### Given request:
Look at each line of the records and count those with "logo" in them. Please answer with the count alone.

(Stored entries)

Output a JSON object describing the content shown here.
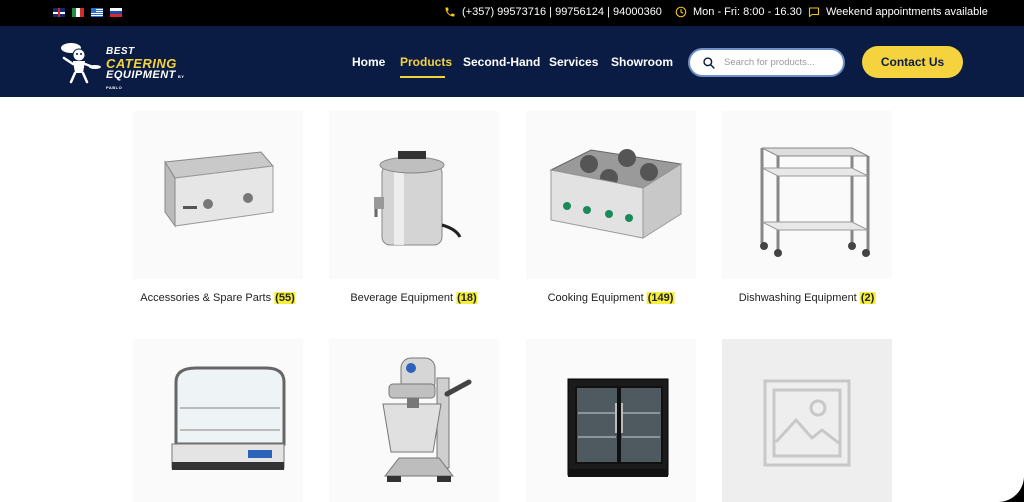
{
  "topbar": {
    "flags": [
      "english-flag",
      "italian-flag",
      "greek-flag",
      "russian-flag"
    ],
    "phone": "(+357)  99573716  |  99756124  |  94000360",
    "hours": "Mon - Fri: 8:00 - 16.30",
    "weekend": "Weekend appointments available"
  },
  "header": {
    "logo": {
      "best": "BEST",
      "catering": "CATERING",
      "equipment": "EQUIPMENT",
      "by": "BY PABLO"
    },
    "nav": [
      {
        "label": "Home",
        "active": false
      },
      {
        "label": "Products",
        "active": true
      },
      {
        "label": "Second-Hand",
        "active": false
      },
      {
        "label": "Services",
        "active": false
      },
      {
        "label": "Showroom",
        "active": false
      }
    ],
    "search_placeholder": "Search for products...",
    "contact_label": "Contact Us"
  },
  "categories": [
    {
      "name": "Accessories & Spare Parts",
      "count": "(55)",
      "image": "griddle"
    },
    {
      "name": "Beverage Equipment",
      "count": "(18)",
      "image": "water-boiler"
    },
    {
      "name": "Cooking Equipment",
      "count": "(149)",
      "image": "gas-stove"
    },
    {
      "name": "Dishwashing Equipment",
      "count": "(2)",
      "image": "trolley"
    },
    {
      "name": "",
      "count": "",
      "image": "display-fridge"
    },
    {
      "name": "",
      "count": "",
      "image": "planetary-mixer"
    },
    {
      "name": "",
      "count": "",
      "image": "bottle-cooler"
    },
    {
      "name": "",
      "count": "",
      "image": "placeholder"
    }
  ],
  "colors": {
    "topbar_bg": "#000000",
    "header_bg": "#0a1c44",
    "accent": "#f5d33e",
    "count_highlight": "#f5ee3a"
  }
}
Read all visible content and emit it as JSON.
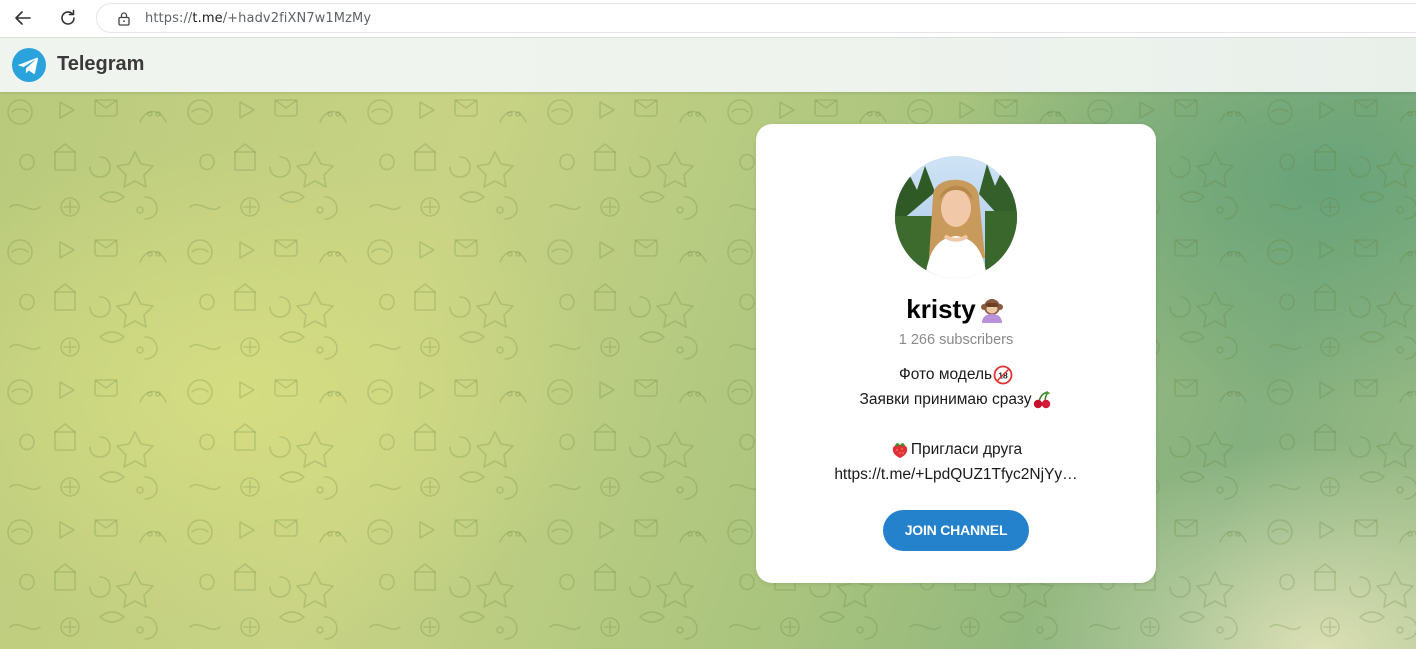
{
  "browser": {
    "url_prefix": "https://",
    "url_host": "t.me",
    "url_path": "/+hadv2fiXN7w1MzMy"
  },
  "header": {
    "brand": "Telegram"
  },
  "channel": {
    "title": "kristy",
    "subscribers": "1 266 subscribers",
    "description_line1": "Фото модель",
    "description_line2": "Заявки принимаю сразу",
    "description_line3": "Пригласи друга",
    "description_line4": "https://t.me/+LpdQUZ1Tfyc2NjYy…",
    "join_label": "JOIN CHANNEL"
  },
  "colors": {
    "accent": "#2481cc",
    "logo": "#2aa3dd"
  },
  "icons": [
    "back-arrow-icon",
    "reload-icon",
    "lock-icon",
    "telegram-logo-icon",
    "monkey-emoji-icon",
    "18-plus-emoji-icon",
    "cherries-emoji-icon",
    "strawberry-emoji-icon"
  ]
}
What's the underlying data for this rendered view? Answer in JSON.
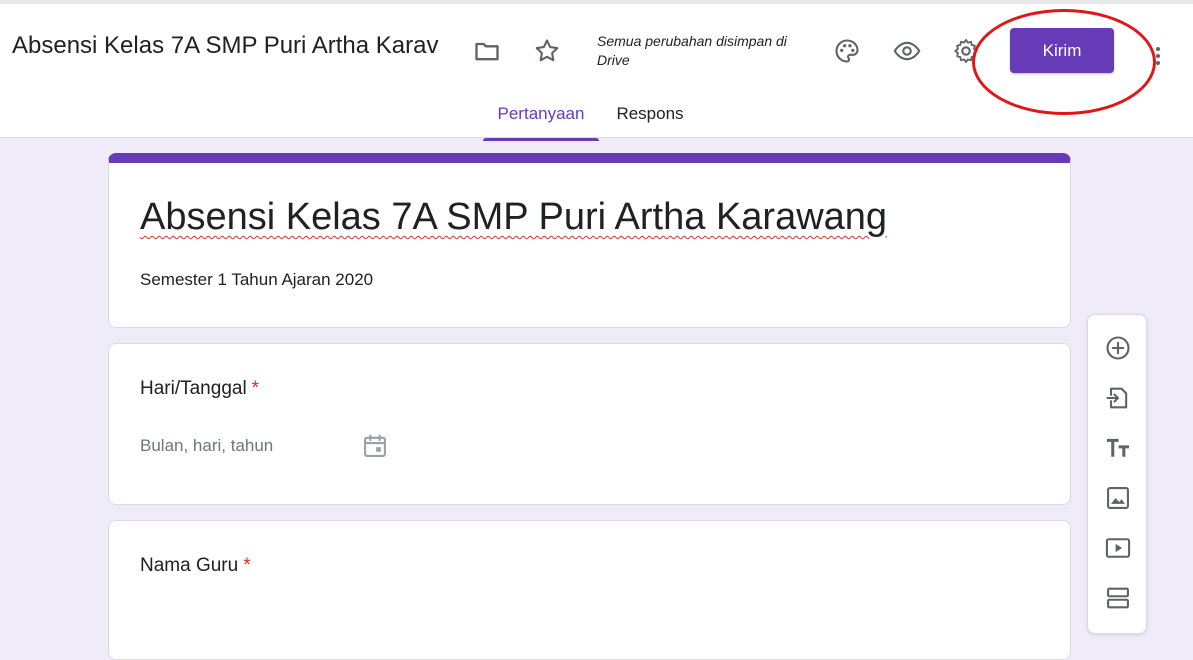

### Full output:
3